> **TASK BRIEF**:
Search the data for the string "sending" and gather each line it is in.

> **DATA ROWS**:
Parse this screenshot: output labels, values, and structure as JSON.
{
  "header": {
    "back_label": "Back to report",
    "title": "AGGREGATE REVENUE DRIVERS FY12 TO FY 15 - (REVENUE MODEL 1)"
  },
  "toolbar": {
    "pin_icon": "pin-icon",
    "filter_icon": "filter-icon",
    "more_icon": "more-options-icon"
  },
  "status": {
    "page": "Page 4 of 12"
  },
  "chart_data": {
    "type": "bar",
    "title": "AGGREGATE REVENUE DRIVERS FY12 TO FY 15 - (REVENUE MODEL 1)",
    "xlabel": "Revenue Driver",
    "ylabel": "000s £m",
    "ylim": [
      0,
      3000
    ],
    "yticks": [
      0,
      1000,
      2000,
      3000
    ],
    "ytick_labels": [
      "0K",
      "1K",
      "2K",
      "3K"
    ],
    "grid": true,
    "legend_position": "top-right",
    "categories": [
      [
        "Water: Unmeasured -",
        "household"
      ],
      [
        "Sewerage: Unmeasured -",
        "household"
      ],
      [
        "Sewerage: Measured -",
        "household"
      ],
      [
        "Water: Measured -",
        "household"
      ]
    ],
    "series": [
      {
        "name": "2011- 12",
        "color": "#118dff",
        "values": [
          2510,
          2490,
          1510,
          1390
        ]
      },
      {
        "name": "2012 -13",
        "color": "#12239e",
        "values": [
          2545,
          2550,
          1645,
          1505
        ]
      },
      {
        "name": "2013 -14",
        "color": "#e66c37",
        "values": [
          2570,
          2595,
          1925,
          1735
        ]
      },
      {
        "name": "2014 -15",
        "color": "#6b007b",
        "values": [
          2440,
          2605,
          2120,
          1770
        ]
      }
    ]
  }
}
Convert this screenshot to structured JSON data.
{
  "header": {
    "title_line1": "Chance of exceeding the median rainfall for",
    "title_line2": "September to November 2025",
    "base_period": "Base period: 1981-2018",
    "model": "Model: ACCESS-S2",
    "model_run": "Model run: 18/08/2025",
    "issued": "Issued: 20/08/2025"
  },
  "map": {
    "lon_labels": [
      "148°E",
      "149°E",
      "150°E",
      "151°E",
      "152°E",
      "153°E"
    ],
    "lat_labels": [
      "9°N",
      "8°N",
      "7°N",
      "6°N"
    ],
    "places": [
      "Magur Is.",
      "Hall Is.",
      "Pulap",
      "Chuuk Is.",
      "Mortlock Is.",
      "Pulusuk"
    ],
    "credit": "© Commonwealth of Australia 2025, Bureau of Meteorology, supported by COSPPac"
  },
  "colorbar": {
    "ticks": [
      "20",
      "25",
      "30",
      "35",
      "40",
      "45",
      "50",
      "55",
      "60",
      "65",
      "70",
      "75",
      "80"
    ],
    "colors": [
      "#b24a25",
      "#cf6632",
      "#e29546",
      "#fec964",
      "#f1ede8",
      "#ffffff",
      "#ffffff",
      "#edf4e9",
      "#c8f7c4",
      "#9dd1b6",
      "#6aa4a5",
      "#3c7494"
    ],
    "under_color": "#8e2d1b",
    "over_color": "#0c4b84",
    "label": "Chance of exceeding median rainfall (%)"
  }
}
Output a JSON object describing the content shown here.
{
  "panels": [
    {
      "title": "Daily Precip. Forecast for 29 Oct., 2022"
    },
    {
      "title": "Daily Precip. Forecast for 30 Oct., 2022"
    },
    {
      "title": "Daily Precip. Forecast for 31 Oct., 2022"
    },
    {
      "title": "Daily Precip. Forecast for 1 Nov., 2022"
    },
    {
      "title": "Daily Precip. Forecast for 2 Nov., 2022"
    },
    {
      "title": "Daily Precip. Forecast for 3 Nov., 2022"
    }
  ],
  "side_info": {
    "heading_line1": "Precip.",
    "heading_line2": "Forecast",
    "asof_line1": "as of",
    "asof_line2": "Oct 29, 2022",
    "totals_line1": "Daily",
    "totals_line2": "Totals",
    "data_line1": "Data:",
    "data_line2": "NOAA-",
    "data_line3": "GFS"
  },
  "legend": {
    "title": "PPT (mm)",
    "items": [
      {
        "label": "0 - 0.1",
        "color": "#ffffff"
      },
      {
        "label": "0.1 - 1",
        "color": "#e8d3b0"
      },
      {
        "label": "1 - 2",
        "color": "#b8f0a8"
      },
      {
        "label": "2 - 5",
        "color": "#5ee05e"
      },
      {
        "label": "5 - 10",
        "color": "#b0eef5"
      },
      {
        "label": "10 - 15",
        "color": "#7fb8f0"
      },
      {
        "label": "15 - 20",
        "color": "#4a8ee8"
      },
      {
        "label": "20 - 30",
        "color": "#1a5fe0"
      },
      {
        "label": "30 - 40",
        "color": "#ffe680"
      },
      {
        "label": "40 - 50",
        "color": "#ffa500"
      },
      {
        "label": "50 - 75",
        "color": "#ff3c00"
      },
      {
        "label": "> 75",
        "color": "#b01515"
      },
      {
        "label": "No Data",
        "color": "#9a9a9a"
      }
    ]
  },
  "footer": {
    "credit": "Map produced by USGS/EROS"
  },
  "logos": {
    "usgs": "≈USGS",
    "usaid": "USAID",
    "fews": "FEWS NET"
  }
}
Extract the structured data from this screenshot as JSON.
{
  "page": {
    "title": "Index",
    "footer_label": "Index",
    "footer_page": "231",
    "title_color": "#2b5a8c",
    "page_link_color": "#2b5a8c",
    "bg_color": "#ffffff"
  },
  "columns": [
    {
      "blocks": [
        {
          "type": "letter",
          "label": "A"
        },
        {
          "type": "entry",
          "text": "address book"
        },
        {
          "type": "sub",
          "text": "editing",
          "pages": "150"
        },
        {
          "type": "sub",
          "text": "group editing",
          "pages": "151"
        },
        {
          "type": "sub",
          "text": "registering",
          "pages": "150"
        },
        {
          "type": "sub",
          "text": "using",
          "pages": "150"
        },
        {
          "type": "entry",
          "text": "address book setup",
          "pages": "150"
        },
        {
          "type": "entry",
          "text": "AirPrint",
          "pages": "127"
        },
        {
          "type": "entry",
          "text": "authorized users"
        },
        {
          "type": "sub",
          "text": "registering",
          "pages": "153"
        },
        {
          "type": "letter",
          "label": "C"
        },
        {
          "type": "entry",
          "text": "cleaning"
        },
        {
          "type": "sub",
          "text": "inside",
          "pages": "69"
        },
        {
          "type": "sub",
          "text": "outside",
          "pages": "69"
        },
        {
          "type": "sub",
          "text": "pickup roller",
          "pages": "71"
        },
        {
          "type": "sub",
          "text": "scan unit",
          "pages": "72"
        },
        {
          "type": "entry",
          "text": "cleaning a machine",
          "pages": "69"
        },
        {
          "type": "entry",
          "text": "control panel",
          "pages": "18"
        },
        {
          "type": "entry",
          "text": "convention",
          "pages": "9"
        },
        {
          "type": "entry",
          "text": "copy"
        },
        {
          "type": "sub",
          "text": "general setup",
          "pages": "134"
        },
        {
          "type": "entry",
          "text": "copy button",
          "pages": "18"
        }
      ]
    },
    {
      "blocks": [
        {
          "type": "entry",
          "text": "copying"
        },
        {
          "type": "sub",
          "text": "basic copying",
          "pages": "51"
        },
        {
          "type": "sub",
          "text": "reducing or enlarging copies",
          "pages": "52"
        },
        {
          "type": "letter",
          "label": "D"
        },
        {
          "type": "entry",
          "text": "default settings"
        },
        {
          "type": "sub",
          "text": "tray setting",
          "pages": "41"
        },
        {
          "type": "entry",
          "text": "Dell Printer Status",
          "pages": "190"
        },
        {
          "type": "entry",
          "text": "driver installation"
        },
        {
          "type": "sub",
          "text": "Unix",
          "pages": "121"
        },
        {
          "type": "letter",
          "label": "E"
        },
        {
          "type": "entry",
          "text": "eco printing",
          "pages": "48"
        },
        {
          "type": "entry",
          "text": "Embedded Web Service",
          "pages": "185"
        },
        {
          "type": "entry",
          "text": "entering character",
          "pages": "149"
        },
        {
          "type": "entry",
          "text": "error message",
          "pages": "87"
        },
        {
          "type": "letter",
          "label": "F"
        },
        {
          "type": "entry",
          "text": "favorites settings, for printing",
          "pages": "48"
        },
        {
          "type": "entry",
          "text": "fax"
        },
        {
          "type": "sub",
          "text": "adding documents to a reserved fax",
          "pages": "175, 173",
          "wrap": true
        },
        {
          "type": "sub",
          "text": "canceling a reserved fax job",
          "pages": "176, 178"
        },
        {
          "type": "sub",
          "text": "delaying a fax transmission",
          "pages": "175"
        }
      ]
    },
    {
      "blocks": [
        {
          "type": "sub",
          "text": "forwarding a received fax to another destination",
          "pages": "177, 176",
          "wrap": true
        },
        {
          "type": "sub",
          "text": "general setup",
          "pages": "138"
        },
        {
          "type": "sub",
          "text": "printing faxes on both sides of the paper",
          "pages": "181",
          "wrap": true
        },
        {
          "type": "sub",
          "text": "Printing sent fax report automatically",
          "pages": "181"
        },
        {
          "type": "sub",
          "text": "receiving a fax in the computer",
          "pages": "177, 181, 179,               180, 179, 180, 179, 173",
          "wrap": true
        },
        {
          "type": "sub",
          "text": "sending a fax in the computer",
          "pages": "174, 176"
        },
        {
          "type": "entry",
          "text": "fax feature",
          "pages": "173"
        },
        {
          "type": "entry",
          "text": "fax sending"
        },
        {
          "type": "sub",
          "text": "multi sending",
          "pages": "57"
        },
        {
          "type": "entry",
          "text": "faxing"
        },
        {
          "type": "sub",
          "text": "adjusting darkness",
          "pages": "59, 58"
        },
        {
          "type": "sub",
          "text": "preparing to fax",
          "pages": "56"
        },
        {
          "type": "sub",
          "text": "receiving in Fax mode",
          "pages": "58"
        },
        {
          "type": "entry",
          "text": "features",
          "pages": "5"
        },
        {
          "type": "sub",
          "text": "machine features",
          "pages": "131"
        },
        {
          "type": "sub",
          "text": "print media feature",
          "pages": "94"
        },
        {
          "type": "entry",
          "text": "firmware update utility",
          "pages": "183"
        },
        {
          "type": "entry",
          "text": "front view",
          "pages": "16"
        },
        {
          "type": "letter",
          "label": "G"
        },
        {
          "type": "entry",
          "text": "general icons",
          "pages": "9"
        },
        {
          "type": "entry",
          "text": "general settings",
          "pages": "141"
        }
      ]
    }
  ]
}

> **SOLUTION FOR THIS PROBLEM**:
          "text": "sending a fax in the computer",
          "text": "fax sending"
          "text": "multi sending",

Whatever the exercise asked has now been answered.